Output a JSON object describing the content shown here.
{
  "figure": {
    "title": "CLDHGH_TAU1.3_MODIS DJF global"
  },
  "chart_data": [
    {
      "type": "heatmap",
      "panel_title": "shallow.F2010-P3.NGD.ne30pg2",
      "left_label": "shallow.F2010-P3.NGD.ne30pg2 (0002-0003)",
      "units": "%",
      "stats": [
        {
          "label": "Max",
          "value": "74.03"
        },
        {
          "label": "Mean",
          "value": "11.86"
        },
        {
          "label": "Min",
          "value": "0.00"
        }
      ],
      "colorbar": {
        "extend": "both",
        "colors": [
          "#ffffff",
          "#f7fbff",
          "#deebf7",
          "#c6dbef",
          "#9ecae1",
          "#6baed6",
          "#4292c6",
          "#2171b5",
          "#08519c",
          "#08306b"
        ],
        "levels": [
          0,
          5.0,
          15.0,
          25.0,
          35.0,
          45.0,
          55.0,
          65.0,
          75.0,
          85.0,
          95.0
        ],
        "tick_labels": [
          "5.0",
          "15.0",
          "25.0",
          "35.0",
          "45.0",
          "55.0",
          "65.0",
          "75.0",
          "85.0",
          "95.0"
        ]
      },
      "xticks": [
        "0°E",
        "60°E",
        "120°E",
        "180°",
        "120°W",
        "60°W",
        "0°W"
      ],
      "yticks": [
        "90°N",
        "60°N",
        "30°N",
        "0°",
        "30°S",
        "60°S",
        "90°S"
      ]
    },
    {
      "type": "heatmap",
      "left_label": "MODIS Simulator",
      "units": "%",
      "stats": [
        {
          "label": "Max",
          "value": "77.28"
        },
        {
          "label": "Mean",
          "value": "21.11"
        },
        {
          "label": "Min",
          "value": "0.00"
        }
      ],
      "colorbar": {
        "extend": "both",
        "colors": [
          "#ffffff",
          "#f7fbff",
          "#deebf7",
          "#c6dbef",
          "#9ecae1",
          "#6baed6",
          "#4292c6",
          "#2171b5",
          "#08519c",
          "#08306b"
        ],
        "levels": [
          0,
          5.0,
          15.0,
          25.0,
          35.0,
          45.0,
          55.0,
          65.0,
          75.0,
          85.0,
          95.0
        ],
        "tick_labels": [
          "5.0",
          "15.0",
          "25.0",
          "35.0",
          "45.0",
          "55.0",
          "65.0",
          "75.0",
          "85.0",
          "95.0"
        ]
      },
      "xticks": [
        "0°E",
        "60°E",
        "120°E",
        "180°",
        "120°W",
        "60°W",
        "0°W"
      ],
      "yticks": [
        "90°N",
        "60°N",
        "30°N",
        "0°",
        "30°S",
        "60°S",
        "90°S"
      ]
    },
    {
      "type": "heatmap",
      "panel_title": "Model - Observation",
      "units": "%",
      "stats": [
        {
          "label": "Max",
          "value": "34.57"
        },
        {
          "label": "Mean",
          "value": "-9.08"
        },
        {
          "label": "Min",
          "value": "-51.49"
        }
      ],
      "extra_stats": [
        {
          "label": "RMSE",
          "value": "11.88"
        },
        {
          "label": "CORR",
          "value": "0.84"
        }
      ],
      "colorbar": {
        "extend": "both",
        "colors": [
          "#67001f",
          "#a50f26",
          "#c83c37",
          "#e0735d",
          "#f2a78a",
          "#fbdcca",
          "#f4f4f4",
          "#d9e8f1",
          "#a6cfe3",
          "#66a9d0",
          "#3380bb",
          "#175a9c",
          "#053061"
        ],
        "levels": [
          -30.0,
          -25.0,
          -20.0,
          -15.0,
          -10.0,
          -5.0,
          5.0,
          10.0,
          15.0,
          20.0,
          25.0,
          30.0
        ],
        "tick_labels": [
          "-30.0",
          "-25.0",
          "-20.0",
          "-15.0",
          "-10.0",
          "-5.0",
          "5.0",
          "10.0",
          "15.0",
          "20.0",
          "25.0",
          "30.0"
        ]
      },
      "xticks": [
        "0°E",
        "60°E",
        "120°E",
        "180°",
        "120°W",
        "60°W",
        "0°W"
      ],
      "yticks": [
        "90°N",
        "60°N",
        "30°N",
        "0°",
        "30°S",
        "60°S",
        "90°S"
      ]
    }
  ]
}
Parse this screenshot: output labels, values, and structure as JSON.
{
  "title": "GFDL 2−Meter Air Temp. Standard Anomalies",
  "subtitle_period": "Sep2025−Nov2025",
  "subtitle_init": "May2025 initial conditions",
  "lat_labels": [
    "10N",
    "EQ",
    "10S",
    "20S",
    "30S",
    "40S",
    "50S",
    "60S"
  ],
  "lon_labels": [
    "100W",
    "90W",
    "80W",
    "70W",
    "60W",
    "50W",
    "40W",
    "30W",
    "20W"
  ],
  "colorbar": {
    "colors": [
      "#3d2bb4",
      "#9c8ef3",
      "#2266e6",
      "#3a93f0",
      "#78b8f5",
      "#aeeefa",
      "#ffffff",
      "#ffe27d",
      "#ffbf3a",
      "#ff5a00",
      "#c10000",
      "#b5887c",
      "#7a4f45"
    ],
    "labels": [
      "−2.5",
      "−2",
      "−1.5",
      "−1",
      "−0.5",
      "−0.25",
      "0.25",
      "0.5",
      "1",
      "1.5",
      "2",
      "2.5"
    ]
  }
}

[Exercise brief]:
Retype the material above, line by line, exactly.

[Response]:
Output a JSON object describing the content shown here.
{
  "figure": {
    "title": "CLDHGH_TAU1.3_MODIS DJF global"
  },
  "chart_data": [
    {
      "type": "heatmap",
      "panel_title": "shallow.F2010-P3.NGD.ne30pg2",
      "left_label": "shallow.F2010-P3.NGD.ne30pg2 (0002-0003)",
      "units": "%",
      "stats": [
        {
          "label": "Max",
          "value": "74.03"
        },
        {
          "label": "Mean",
          "value": "11.86"
        },
        {
          "label": "Min",
          "value": "0.00"
        }
      ],
      "colorbar": {
        "extend": "both",
        "colors": [
          "#ffffff",
          "#f7fbff",
          "#deebf7",
          "#c6dbef",
          "#9ecae1",
          "#6baed6",
          "#4292c6",
          "#2171b5",
          "#08519c",
          "#08306b"
        ],
        "levels": [
          0,
          5.0,
          15.0,
          25.0,
          35.0,
          45.0,
          55.0,
          65.0,
          75.0,
          85.0,
          95.0
        ],
        "tick_labels": [
          "5.0",
          "15.0",
          "25.0",
          "35.0",
          "45.0",
          "55.0",
          "65.0",
          "75.0",
          "85.0",
          "95.0"
        ]
      },
      "xticks": [
        "0°E",
        "60°E",
        "120°E",
        "180°",
        "120°W",
        "60°W",
        "0°W"
      ],
      "yticks": [
        "90°N",
        "60°N",
        "30°N",
        "0°",
        "30°S",
        "60°S",
        "90°S"
      ]
    },
    {
      "type": "heatmap",
      "left_label": "MODIS Simulator",
      "units": "%",
      "stats": [
        {
          "label": "Max",
          "value": "77.28"
        },
        {
          "label": "Mean",
          "value": "21.11"
        },
        {
          "label": "Min",
          "value": "0.00"
        }
      ],
      "colorbar": {
        "extend": "both",
        "colors": [
          "#ffffff",
          "#f7fbff",
          "#deebf7",
          "#c6dbef",
          "#9ecae1",
          "#6baed6",
          "#4292c6",
          "#2171b5",
          "#08519c",
          "#08306b"
        ],
        "levels": [
          0,
          5.0,
          15.0,
          25.0,
          35.0,
          45.0,
          55.0,
          65.0,
          75.0,
          85.0,
          95.0
        ],
        "tick_labels": [
          "5.0",
          "15.0",
          "25.0",
          "35.0",
          "45.0",
          "55.0",
          "65.0",
          "75.0",
          "85.0",
          "95.0"
        ]
      },
      "xticks": [
        "0°E",
        "60°E",
        "120°E",
        "180°",
        "120°W",
        "60°W",
        "0°W"
      ],
      "yticks": [
        "90°N",
        "60°N",
        "30°N",
        "0°",
        "30°S",
        "60°S",
        "90°S"
      ]
    },
    {
      "type": "heatmap",
      "panel_title": "Model - Observation",
      "units": "%",
      "stats": [
        {
          "label": "Max",
          "value": "34.57"
        },
        {
          "label": "Mean",
          "value": "-9.08"
        },
        {
          "label": "Min",
          "value": "-51.49"
        }
      ],
      "extra_stats": [
        {
          "label": "RMSE",
          "value": "11.88"
        },
        {
          "label": "CORR",
          "value": "0.84"
        }
      ],
      "colorbar": {
        "extend": "both",
        "colors": [
          "#67001f",
          "#a50f26",
          "#c83c37",
          "#e0735d",
          "#f2a78a",
          "#fbdcca",
          "#f4f4f4",
          "#d9e8f1",
          "#a6cfe3",
          "#66a9d0",
          "#3380bb",
          "#175a9c",
          "#053061"
        ],
        "levels": [
          -30.0,
          -25.0,
          -20.0,
          -15.0,
          -10.0,
          -5.0,
          5.0,
          10.0,
          15.0,
          20.0,
          25.0,
          30.0
        ],
        "tick_labels": [
          "-30.0",
          "-25.0",
          "-20.0",
          "-15.0",
          "-10.0",
          "-5.0",
          "5.0",
          "10.0",
          "15.0",
          "20.0",
          "25.0",
          "30.0"
        ]
      },
      "xticks": [
        "0°E",
        "60°E",
        "120°E",
        "180°",
        "120°W",
        "60°W",
        "0°W"
      ],
      "yticks": [
        "90°N",
        "60°N",
        "30°N",
        "0°",
        "30°S",
        "60°S",
        "90°S"
      ]
    }
  ]
}
Parse this screenshot: output labels, values, and structure as JSON.
{
  "title": "GFDL 2−Meter Air Temp. Standard Anomalies",
  "subtitle_period": "Sep2025−Nov2025",
  "subtitle_init": "May2025 initial conditions",
  "lat_labels": [
    "10N",
    "EQ",
    "10S",
    "20S",
    "30S",
    "40S",
    "50S",
    "60S"
  ],
  "lon_labels": [
    "100W",
    "90W",
    "80W",
    "70W",
    "60W",
    "50W",
    "40W",
    "30W",
    "20W"
  ],
  "colorbar": {
    "colors": [
      "#3d2bb4",
      "#9c8ef3",
      "#2266e6",
      "#3a93f0",
      "#78b8f5",
      "#aeeefa",
      "#ffffff",
      "#ffe27d",
      "#ffbf3a",
      "#ff5a00",
      "#c10000",
      "#b5887c",
      "#7a4f45"
    ],
    "labels": [
      "−2.5",
      "−2",
      "−1.5",
      "−1",
      "−0.5",
      "−0.25",
      "0.25",
      "0.5",
      "1",
      "1.5",
      "2",
      "2.5"
    ]
  }
}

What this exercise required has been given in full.